Items from a data source:

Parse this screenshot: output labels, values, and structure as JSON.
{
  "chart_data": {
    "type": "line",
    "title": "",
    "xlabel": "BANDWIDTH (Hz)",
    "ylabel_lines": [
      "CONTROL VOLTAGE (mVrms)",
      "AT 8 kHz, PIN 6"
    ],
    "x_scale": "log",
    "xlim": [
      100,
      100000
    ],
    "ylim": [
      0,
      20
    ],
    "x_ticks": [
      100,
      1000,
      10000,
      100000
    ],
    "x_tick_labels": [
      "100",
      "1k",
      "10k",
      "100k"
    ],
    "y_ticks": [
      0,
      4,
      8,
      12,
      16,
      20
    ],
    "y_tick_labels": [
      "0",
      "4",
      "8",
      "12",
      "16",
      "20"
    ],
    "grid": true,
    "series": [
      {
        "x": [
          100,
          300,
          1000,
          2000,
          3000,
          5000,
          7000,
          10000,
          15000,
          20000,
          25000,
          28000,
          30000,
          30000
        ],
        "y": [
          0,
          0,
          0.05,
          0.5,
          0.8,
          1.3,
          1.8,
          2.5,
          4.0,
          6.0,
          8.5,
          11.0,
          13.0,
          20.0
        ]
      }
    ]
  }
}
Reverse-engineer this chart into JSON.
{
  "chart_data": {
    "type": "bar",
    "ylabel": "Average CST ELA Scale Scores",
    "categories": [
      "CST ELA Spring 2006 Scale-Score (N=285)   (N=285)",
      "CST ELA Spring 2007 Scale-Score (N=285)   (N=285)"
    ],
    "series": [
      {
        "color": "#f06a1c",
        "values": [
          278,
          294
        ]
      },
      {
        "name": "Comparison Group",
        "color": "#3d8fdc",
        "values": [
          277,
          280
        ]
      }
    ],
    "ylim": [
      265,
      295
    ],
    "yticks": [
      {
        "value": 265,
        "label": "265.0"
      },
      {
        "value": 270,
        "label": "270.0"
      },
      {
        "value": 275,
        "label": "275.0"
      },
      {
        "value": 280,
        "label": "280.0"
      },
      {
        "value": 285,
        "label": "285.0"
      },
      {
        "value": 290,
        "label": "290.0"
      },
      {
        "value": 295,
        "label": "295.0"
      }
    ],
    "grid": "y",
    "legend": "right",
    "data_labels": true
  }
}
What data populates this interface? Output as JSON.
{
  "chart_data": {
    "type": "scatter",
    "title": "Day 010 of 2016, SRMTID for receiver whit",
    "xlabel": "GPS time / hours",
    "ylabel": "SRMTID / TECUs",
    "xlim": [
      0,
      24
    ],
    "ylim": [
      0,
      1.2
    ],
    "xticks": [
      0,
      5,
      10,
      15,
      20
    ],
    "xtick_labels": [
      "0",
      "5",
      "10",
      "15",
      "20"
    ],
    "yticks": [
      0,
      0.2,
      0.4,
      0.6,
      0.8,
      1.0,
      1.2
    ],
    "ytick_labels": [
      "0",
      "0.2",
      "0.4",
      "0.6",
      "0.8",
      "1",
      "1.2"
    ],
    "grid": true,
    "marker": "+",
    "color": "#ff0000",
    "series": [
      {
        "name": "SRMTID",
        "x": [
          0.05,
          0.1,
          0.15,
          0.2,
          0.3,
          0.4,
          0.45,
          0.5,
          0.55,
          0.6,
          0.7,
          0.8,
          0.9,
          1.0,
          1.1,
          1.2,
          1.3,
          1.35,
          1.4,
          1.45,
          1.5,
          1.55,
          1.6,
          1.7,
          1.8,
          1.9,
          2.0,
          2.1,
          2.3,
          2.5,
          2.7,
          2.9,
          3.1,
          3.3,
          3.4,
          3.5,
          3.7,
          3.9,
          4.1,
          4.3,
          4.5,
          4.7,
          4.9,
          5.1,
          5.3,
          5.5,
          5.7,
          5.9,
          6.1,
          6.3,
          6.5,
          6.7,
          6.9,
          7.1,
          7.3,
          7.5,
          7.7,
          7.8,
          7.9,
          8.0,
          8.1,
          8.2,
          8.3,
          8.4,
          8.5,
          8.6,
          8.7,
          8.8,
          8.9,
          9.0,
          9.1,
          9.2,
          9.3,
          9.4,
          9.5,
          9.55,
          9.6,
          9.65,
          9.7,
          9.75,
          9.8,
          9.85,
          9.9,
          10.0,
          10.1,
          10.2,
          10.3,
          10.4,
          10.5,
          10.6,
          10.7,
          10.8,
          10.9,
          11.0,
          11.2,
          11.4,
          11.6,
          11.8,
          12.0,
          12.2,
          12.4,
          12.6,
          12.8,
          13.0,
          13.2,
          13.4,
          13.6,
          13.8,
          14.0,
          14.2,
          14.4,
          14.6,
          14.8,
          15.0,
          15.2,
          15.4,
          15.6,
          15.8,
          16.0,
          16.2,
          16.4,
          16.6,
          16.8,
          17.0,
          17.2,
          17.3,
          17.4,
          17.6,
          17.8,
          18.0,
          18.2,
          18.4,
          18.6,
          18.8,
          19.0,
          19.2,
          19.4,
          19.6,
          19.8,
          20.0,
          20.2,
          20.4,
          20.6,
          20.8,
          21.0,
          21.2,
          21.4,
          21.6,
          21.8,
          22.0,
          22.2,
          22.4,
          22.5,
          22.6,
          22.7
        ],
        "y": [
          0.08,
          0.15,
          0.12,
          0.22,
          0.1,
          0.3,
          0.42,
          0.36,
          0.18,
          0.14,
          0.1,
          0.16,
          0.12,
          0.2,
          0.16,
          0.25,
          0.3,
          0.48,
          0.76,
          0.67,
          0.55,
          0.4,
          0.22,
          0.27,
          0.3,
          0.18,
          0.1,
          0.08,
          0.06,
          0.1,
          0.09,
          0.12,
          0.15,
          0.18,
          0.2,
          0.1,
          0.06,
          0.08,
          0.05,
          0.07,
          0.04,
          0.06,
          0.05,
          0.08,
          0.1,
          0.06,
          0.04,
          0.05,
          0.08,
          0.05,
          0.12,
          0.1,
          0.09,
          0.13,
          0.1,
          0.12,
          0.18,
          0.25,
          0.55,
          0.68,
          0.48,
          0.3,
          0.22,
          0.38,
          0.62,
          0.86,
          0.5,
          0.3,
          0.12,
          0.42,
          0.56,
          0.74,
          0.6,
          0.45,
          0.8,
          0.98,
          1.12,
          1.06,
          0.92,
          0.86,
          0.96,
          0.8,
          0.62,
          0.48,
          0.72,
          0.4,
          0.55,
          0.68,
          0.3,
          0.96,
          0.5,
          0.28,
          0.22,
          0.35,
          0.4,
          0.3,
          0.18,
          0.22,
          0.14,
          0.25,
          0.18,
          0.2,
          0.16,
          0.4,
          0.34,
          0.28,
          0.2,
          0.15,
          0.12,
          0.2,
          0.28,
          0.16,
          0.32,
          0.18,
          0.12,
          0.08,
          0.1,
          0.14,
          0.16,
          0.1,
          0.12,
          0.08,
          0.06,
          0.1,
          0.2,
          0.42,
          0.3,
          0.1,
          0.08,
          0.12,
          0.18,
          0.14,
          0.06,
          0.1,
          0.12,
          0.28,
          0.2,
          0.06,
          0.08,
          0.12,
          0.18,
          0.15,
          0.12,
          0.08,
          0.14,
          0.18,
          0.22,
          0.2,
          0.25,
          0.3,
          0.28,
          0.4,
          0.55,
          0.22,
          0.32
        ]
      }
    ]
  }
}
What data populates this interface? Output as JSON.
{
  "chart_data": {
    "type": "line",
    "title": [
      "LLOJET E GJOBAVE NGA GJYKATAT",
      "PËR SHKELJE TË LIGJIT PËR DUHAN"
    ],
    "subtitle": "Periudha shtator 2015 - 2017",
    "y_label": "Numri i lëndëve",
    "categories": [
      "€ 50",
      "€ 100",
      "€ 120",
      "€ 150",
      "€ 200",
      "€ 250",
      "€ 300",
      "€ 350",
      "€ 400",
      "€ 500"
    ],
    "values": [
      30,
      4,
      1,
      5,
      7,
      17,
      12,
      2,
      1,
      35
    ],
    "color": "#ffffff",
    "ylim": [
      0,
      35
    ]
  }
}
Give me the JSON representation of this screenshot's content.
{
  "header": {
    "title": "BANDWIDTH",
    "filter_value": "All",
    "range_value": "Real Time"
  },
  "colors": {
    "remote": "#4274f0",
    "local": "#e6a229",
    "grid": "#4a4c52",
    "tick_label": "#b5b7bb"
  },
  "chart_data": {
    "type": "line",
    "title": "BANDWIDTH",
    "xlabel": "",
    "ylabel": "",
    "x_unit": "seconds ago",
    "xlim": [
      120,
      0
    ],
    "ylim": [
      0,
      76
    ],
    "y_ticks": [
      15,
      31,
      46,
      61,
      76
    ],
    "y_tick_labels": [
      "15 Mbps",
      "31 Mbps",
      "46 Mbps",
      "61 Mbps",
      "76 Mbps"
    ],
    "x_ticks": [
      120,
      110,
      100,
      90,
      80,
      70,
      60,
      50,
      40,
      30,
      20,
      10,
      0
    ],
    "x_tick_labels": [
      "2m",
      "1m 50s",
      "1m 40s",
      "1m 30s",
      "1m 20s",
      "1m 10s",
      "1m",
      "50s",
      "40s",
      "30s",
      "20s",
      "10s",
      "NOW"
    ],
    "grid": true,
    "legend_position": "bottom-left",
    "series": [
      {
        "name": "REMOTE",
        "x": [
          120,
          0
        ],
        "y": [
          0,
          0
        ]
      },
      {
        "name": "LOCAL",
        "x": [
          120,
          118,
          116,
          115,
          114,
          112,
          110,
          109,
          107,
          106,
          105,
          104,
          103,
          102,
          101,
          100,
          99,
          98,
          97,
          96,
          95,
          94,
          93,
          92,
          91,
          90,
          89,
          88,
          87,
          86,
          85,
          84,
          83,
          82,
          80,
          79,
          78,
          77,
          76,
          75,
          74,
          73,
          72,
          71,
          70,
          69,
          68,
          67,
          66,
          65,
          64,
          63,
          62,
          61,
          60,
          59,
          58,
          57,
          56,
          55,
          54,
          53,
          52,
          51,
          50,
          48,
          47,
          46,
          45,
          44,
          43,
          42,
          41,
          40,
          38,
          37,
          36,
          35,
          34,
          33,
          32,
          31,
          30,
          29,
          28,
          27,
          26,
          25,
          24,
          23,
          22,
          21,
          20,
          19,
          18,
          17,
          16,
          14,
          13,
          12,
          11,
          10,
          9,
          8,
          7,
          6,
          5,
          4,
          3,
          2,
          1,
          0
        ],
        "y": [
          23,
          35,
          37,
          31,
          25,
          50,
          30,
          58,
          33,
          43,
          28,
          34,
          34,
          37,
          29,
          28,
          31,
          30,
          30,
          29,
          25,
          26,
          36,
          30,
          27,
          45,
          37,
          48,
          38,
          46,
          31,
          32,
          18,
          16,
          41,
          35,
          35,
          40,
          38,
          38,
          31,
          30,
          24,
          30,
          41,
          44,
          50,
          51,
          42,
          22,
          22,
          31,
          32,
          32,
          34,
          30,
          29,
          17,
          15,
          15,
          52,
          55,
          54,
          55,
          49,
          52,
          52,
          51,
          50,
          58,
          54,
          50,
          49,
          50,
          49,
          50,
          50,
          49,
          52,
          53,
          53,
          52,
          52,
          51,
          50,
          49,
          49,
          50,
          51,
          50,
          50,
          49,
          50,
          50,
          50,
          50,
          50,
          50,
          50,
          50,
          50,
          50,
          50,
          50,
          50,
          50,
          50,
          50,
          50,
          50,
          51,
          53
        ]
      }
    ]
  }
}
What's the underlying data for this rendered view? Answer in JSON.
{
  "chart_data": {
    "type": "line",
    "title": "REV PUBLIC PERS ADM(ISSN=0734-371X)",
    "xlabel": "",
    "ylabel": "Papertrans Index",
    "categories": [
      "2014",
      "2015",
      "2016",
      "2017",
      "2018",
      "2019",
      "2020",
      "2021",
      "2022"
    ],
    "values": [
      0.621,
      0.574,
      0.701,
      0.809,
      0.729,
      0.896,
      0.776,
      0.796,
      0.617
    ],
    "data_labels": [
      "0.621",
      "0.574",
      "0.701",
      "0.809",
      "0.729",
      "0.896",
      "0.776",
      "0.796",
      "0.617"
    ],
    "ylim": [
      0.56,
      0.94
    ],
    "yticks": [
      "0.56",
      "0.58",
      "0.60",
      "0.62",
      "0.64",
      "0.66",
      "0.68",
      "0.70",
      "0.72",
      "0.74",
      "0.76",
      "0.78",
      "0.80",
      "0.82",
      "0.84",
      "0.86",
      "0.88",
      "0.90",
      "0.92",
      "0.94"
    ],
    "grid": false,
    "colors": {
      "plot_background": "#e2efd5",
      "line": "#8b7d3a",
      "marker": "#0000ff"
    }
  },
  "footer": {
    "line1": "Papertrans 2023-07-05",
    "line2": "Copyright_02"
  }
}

**EXERCISE DIRECTIONS**
Locate all lines that include the word "Spring" and copy them out.

**WRITTEN SOLUTION**
      "CST ELA Spring 2006 Scale-Score (N=285)   (N=285)",
      "CST ELA Spring 2007 Scale-Score (N=285)   (N=285)"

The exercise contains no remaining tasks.